> [WHAT YOU SHOULD DO] Retype each record shown below, leaving every character as it is.

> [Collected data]
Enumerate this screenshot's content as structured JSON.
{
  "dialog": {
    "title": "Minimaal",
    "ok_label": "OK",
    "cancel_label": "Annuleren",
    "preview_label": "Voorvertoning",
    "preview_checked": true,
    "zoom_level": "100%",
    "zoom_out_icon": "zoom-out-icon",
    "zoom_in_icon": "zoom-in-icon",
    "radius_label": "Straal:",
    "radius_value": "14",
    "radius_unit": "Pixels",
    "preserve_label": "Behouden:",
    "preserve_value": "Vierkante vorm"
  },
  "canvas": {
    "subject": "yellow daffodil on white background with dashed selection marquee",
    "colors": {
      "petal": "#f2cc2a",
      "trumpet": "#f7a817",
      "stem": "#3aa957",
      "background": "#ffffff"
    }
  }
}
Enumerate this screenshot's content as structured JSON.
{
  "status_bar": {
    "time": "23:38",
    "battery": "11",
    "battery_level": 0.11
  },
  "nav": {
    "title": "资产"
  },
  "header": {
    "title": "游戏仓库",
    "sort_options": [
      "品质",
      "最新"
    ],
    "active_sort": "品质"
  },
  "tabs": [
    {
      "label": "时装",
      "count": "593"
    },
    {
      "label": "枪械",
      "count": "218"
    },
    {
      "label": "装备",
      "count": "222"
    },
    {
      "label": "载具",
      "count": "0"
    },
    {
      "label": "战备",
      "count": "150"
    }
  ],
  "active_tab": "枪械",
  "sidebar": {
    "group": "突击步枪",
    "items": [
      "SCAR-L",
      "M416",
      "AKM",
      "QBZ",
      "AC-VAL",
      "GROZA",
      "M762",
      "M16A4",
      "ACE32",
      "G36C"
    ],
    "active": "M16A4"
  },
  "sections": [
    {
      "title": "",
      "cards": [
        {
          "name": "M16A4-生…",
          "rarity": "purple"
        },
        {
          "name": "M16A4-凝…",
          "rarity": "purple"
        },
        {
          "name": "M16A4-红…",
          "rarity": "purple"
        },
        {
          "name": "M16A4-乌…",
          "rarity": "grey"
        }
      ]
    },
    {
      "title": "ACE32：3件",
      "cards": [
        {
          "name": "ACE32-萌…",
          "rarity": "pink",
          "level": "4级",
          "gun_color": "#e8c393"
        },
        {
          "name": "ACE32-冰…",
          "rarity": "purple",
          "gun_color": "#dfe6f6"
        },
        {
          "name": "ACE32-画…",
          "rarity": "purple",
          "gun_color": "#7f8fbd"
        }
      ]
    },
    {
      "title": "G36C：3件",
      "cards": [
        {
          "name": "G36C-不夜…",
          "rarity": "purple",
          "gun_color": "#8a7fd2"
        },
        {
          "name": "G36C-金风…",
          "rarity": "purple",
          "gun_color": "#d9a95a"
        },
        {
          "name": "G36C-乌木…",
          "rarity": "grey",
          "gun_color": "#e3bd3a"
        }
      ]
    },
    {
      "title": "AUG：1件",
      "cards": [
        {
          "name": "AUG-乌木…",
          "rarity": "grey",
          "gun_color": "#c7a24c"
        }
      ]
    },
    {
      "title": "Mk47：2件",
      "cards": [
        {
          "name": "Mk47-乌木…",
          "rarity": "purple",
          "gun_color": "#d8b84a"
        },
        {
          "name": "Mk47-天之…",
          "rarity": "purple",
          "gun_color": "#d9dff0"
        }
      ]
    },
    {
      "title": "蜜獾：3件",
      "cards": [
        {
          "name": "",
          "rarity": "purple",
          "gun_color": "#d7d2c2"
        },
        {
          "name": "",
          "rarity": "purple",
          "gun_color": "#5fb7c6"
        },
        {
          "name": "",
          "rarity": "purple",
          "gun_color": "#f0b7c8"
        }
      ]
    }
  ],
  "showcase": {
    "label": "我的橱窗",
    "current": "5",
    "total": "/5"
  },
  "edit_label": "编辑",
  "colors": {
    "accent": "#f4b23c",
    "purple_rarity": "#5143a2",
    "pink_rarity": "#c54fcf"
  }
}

> [EXERCISE ANSWER]
Enumerate this screenshot's content as structured JSON.
{
  "dialog": {
    "title": "Minimaal",
    "ok_label": "OK",
    "cancel_label": "Annuleren",
    "preview_label": "Voorvertoning",
    "preview_checked": true,
    "zoom_level": "100%",
    "zoom_out_icon": "zoom-out-icon",
    "zoom_in_icon": "zoom-in-icon",
    "radius_label": "Straal:",
    "radius_value": "14",
    "radius_unit": "Pixels",
    "preserve_label": "Behouden:",
    "preserve_value": "Vierkante vorm"
  },
  "canvas": {
    "subject": "yellow daffodil on white background with dashed selection marquee",
    "colors": {
      "petal": "#f2cc2a",
      "trumpet": "#f7a817",
      "stem": "#3aa957",
      "background": "#ffffff"
    }
  }
}
Enumerate this screenshot's content as structured JSON.
{
  "status_bar": {
    "time": "23:38",
    "battery": "11",
    "battery_level": 0.11
  },
  "nav": {
    "title": "资产"
  },
  "header": {
    "title": "游戏仓库",
    "sort_options": [
      "品质",
      "最新"
    ],
    "active_sort": "品质"
  },
  "tabs": [
    {
      "label": "时装",
      "count": "593"
    },
    {
      "label": "枪械",
      "count": "218"
    },
    {
      "label": "装备",
      "count": "222"
    },
    {
      "label": "载具",
      "count": "0"
    },
    {
      "label": "战备",
      "count": "150"
    }
  ],
  "active_tab": "枪械",
  "sidebar": {
    "group": "突击步枪",
    "items": [
      "SCAR-L",
      "M416",
      "AKM",
      "QBZ",
      "AC-VAL",
      "GROZA",
      "M762",
      "M16A4",
      "ACE32",
      "G36C"
    ],
    "active": "M16A4"
  },
  "sections": [
    {
      "title": "",
      "cards": [
        {
          "name": "M16A4-生…",
          "rarity": "purple"
        },
        {
          "name": "M16A4-凝…",
          "rarity": "purple"
        },
        {
          "name": "M16A4-红…",
          "rarity": "purple"
        },
        {
          "name": "M16A4-乌…",
          "rarity": "grey"
        }
      ]
    },
    {
      "title": "ACE32：3件",
      "cards": [
        {
          "name": "ACE32-萌…",
          "rarity": "pink",
          "level": "4级",
          "gun_color": "#e8c393"
        },
        {
          "name": "ACE32-冰…",
          "rarity": "purple",
          "gun_color": "#dfe6f6"
        },
        {
          "name": "ACE32-画…",
          "rarity": "purple",
          "gun_color": "#7f8fbd"
        }
      ]
    },
    {
      "title": "G36C：3件",
      "cards": [
        {
          "name": "G36C-不夜…",
          "rarity": "purple",
          "gun_color": "#8a7fd2"
        },
        {
          "name": "G36C-金风…",
          "rarity": "purple",
          "gun_color": "#d9a95a"
        },
        {
          "name": "G36C-乌木…",
          "rarity": "grey",
          "gun_color": "#e3bd3a"
        }
      ]
    },
    {
      "title": "AUG：1件",
      "cards": [
        {
          "name": "AUG-乌木…",
          "rarity": "grey",
          "gun_color": "#c7a24c"
        }
      ]
    },
    {
      "title": "Mk47：2件",
      "cards": [
        {
          "name": "Mk47-乌木…",
          "rarity": "purple",
          "gun_color": "#d8b84a"
        },
        {
          "name": "Mk47-天之…",
          "rarity": "purple",
          "gun_color": "#d9dff0"
        }
      ]
    },
    {
      "title": "蜜獾：3件",
      "cards": [
        {
          "name": "",
          "rarity": "purple",
          "gun_color": "#d7d2c2"
        },
        {
          "name": "",
          "rarity": "purple",
          "gun_color": "#5fb7c6"
        },
        {
          "name": "",
          "rarity": "purple",
          "gun_color": "#f0b7c8"
        }
      ]
    }
  ],
  "showcase": {
    "label": "我的橱窗",
    "current": "5",
    "total": "/5"
  },
  "edit_label": "编辑",
  "colors": {
    "accent": "#f4b23c",
    "purple_rarity": "#5143a2",
    "pink_rarity": "#c54fcf"
  }
}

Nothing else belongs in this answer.